TASK BRIEF:
Leave out any picture and return the remaining listing below exactly as given.

(Raw records)
------------------------

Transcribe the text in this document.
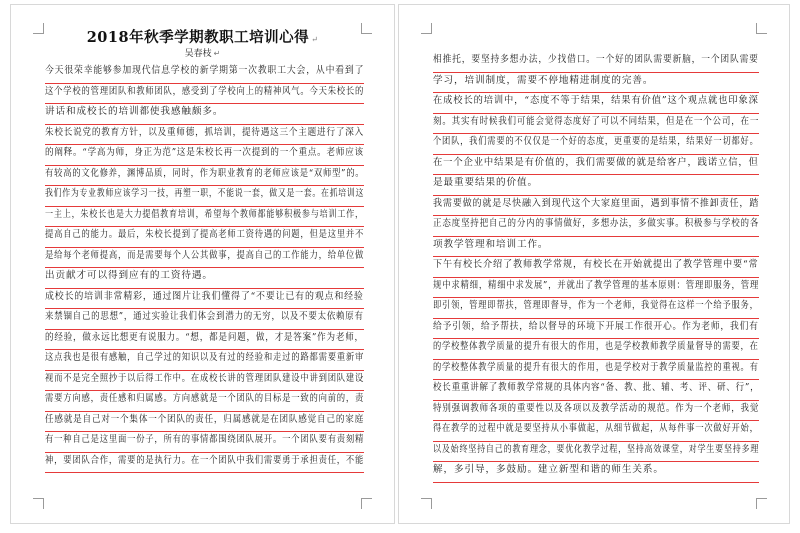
2018年秋季学期教职工培训心得 ↵
吴春枝 ↵
今天很荣幸能够参加现代信息学校的新学期第一次教职工大会，从中看到了
这个学校的管理团队和教师团队，感受到了学校向上的精神风气。今天朱校长的
讲话和成校长的培训都使我感触颇多。
朱校长说党的教育方针，以及重师德，抓培训，提待遇这三个主题进行了深入
的阐释。“学高为师，身正为范”这是朱校长再一次提到的一个重点。老师应该
有较高的文化修养，渊博品质，同时，作为职业教育的老师应该是“双师型”的。
我们作为专业教师应该学习一技，再塑一职，不能说一套，做又是一套。在抓培训这
一主上，朱校长也是大力提倡教育培训，希望每个教师都能够积极参与培训工作，
提高自己的能力。最后，朱校长提到了提高老师工资待遇的问题，但是这里并不
是给每个老师提高，而是需要每个人公其做事，提高自己的工作能力，给单位做
出贡献才可以得到应有的工资待遇。
成校长的培训非常精彩，通过图片让我们懂得了“不要让已有的观点和经验
来禁锢自己的思想”，通过实验让我们体会到潜力的无穷，以及不要太依赖原有
的经验，做永远比想更有说服力。“想，都是问题，做，才是答案”作为老师，
这点我也是很有感触，自己学过的知识以及有过的经验和走过的路都需要重新审
视而不是完全照抄于以后得工作中。在成校长讲的管理团队建设中讲到团队建设
需要方向感，责任感和归属感。方向感就是一个团队的目标是一致的向前的，责
任感就是自己对一个集体一个团队的责任，归属感就是在团队感觉自己的家庭
有一种自己是这里面一份子，所有的事情都围绕团队展开。一个团队要有责刻精
神，要团队合作，需要的是执行力。在一个团队中我们需要勇于承担责任，不能
相推托，要坚持多想办法，少找借口。一个好的团队需要新脑，一个团队需要
学习，培训制度，需要不停地精进制度的完善。
在成校长的培训中，“态度不等于结果，结果有价值”这个观点就也印象深
刻。其实有时候我们可能会觉得态度好了可以不同结果，但是在一个公司，在一
个团队，我们需要的不仅仅是一个好的态度，更重要的是结果，结果好一切都好。
在一个企业中结果是有价值的，我们需要做的就是给客户，践诺立信，但
是最重要结果的价值。
我需要做的就是尽快融入到现代这个大家庭里面，遇到事情不推卸责任，踏
正态度坚持把自己的分内的事情做好，多想办法，多做实事。积极参与学校的各
项教学管理和培训工作。
下午有校长介绍了教师教学常规，有校长在开始就提出了教学管理中要“常
规中求精细，精细中求发展”，并就出了教学管理的基本原则：管理即服务，管理
即引领，管理即帮扶，管理即督导，作为一个老师，我觉得在这样一个给予服务，
给予引领，给予帮扶，给以督导的环境下开展工作很开心。作为老师，我们有
的学校整体教学质量的提升有很大的作用，也是学校教师教学质量督导的需要，在
的学校整体教学质量的提升有很大的作用，也是学校对于教学质量监控的重视。有
校长重重讲解了教师教学常规的具体内容“备、教、批、辅、考、评、研、行”，
特别强调教师各项的重要性以及各项以及教学活动的规范。作为一个老师，我觉
得在教学的过程中就是要坚持从小事做起，从细节做起，从每件事一次做好开始，
以及始终坚持自己的教育理念，要优化教学过程，坚持高效课堂，对学生要坚持多理
解，多引导，多鼓励。建立新型和谐的师生关系。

------------------------

SOLUTION:
Transcribe the text in this document.
2018年秋季学期教职工培训心得 ↵
吴春枝 ↵
今天很荣幸能够参加现代信息学校的新学期第一次教职工大会，从中看到了
这个学校的管理团队和教师团队，感受到了学校向上的精神风气。今天朱校长的
讲话和成校长的培训都使我感触颇多。
朱校长说党的教育方针，以及重师德，抓培训，提待遇这三个主题进行了深入
的阐释。“学高为师，身正为范”这是朱校长再一次提到的一个重点。老师应该
有较高的文化修养，渊博品质，同时，作为职业教育的老师应该是“双师型”的。
我们作为专业教师应该学习一技，再塑一职，不能说一套，做又是一套。在抓培训这
一主上，朱校长也是大力提倡教育培训，希望每个教师都能够积极参与培训工作，
提高自己的能力。最后，朱校长提到了提高老师工资待遇的问题，但是这里并不
是给每个老师提高，而是需要每个人公其做事，提高自己的工作能力，给单位做
出贡献才可以得到应有的工资待遇。
成校长的培训非常精彩，通过图片让我们懂得了“不要让已有的观点和经验
来禁锢自己的思想”，通过实验让我们体会到潜力的无穷，以及不要太依赖原有
的经验，做永远比想更有说服力。“想，都是问题，做，才是答案”作为老师，
这点我也是很有感触，自己学过的知识以及有过的经验和走过的路都需要重新审
视而不是完全照抄于以后得工作中。在成校长讲的管理团队建设中讲到团队建设
需要方向感，责任感和归属感。方向感就是一个团队的目标是一致的向前的，责
任感就是自己对一个集体一个团队的责任，归属感就是在团队感觉自己的家庭
有一种自己是这里面一份子，所有的事情都围绕团队展开。一个团队要有责刻精
神，要团队合作，需要的是执行力。在一个团队中我们需要勇于承担责任，不能
相推托，要坚持多想办法，少找借口。一个好的团队需要新脑，一个团队需要
学习，培训制度，需要不停地精进制度的完善。
在成校长的培训中，“态度不等于结果，结果有价值”这个观点就也印象深
刻。其实有时候我们可能会觉得态度好了可以不同结果，但是在一个公司，在一
个团队，我们需要的不仅仅是一个好的态度，更重要的是结果，结果好一切都好。
在一个企业中结果是有价值的，我们需要做的就是给客户，践诺立信，但
是最重要结果的价值。
我需要做的就是尽快融入到现代这个大家庭里面，遇到事情不推卸责任，踏
正态度坚持把自己的分内的事情做好，多想办法，多做实事。积极参与学校的各
项教学管理和培训工作。
下午有校长介绍了教师教学常规，有校长在开始就提出了教学管理中要“常
规中求精细，精细中求发展”，并就出了教学管理的基本原则：管理即服务，管理
即引领，管理即帮扶，管理即督导，作为一个老师，我觉得在这样一个给予服务，
给予引领，给予帮扶，给以督导的环境下开展工作很开心。作为老师，我们有
的学校整体教学质量的提升有很大的作用，也是学校教师教学质量督导的需要，在
的学校整体教学质量的提升有很大的作用，也是学校对于教学质量监控的重视。有
校长重重讲解了教师教学常规的具体内容“备、教、批、辅、考、评、研、行”，
特别强调教师各项的重要性以及各项以及教学活动的规范。作为一个老师，我觉
得在教学的过程中就是要坚持从小事做起，从细节做起，从每件事一次做好开始，
以及始终坚持自己的教育理念，要优化教学过程，坚持高效课堂，对学生要坚持多理
解，多引导，多鼓励。建立新型和谐的师生关系。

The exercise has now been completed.